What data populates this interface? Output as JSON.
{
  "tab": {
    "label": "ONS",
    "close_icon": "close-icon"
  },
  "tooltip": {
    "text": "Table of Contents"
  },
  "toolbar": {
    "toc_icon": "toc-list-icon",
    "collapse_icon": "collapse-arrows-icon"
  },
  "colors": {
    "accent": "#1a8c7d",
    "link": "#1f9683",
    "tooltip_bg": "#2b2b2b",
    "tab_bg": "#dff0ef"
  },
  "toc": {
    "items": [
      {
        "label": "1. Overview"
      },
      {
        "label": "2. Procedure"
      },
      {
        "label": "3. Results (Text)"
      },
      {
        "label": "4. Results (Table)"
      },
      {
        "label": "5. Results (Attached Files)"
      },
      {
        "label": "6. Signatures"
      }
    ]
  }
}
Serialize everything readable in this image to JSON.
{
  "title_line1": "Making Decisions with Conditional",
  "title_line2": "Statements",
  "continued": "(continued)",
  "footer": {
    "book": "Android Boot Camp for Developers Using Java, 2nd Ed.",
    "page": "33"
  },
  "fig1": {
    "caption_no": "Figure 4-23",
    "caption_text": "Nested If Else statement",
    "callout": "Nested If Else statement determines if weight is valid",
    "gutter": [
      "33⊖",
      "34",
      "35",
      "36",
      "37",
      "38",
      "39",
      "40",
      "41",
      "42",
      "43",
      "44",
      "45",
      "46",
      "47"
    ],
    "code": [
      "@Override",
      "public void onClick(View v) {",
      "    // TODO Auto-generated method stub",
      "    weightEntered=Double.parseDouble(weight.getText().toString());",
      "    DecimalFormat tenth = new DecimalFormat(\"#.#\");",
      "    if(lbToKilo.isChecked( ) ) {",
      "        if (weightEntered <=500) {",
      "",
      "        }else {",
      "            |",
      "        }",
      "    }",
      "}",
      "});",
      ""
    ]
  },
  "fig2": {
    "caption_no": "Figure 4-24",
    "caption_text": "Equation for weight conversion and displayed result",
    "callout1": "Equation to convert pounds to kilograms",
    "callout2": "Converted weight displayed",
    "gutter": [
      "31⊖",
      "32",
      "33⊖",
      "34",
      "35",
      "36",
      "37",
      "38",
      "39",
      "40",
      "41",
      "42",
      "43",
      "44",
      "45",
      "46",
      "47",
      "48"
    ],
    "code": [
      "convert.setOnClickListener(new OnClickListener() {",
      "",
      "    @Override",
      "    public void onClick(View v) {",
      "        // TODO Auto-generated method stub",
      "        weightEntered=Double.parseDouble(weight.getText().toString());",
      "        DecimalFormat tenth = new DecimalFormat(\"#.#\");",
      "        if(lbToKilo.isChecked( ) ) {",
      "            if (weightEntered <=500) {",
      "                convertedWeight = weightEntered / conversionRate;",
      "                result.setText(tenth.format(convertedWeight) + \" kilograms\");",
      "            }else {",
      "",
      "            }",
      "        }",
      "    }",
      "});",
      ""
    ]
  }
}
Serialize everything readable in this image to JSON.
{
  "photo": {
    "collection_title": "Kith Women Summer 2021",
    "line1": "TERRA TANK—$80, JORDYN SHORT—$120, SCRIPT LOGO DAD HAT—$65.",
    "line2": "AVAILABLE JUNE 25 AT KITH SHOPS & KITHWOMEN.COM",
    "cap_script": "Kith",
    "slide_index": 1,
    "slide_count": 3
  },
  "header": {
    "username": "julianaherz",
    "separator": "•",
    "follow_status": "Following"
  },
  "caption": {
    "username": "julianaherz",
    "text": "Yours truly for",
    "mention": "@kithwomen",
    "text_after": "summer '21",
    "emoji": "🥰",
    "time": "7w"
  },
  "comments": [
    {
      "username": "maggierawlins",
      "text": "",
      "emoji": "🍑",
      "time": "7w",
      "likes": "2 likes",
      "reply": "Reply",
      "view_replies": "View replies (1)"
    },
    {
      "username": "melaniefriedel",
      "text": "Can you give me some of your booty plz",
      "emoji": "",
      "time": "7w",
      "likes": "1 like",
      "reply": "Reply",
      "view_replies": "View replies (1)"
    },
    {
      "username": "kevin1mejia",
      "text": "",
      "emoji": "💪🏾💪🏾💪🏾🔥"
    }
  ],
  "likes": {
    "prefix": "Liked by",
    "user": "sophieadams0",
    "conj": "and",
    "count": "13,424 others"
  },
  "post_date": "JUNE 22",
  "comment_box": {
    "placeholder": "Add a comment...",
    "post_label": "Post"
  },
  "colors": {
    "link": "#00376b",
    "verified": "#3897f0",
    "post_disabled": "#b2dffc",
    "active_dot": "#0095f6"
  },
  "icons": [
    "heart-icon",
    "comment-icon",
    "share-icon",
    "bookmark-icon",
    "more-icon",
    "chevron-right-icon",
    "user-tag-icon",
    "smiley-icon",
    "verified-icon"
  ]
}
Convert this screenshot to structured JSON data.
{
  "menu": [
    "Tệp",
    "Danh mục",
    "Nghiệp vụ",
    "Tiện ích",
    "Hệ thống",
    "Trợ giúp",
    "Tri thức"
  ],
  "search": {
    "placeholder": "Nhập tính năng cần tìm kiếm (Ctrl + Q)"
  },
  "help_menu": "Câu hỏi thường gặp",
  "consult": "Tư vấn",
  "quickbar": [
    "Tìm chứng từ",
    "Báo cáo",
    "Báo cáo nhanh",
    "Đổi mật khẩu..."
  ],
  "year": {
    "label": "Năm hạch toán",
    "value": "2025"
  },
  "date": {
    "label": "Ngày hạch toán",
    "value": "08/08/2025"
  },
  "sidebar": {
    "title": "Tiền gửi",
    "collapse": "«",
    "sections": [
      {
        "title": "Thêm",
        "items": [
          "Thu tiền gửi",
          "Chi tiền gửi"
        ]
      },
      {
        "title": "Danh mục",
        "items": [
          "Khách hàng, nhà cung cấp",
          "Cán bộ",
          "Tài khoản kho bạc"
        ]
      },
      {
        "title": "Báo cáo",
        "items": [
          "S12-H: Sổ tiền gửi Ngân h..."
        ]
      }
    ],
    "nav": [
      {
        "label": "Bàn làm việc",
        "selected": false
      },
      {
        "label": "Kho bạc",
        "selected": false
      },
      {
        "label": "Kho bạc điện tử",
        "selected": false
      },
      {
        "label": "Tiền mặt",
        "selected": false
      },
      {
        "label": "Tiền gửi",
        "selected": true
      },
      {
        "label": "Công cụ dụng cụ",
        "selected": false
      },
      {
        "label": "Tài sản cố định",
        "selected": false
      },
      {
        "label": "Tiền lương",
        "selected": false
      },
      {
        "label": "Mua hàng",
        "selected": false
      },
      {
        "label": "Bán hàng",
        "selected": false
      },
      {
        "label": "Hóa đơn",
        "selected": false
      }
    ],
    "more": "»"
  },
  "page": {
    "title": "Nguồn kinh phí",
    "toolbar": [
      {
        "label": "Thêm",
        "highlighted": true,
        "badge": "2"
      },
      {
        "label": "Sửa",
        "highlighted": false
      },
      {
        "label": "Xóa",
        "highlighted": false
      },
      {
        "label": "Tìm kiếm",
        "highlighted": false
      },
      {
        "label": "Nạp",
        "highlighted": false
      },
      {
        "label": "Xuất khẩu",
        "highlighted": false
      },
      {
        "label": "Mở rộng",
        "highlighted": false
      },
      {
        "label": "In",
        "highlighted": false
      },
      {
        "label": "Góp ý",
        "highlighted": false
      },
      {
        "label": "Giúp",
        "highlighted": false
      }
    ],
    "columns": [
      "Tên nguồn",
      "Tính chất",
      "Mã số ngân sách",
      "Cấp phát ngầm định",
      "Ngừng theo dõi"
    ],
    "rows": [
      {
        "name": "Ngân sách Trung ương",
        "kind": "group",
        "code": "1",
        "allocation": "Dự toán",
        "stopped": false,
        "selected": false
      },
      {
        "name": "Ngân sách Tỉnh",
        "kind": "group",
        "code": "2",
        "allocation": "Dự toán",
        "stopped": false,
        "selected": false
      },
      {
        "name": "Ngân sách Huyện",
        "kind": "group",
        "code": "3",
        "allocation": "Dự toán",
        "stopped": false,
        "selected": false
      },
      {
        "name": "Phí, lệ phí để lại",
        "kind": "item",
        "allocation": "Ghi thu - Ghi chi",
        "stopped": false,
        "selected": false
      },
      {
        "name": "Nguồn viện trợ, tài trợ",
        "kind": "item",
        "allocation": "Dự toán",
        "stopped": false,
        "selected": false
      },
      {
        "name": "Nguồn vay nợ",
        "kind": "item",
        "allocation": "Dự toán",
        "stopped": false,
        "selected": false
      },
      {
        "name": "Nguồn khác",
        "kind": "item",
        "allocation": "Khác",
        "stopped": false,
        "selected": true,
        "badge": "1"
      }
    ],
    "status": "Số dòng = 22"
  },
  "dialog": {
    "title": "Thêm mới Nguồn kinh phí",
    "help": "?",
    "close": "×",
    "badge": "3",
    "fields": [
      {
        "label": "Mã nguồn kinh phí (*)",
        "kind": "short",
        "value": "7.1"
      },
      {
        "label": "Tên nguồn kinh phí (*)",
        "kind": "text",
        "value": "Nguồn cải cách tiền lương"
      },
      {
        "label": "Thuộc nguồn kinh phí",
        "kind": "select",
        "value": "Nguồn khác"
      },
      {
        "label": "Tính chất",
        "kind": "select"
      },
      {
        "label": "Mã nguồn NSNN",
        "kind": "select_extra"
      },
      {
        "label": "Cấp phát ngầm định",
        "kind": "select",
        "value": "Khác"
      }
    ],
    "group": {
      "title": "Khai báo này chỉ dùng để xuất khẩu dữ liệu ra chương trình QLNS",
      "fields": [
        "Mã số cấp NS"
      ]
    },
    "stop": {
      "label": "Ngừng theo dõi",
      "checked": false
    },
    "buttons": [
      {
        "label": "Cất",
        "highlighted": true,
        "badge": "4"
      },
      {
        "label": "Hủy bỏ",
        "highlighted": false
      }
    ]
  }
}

========================

• PROBLEM
Search the data for "ngầm" and list every line in which it occurs.

• TASK SOLUTION
      "Cấp phát ngầm định",
        "label": "Cấp phát ngầm định",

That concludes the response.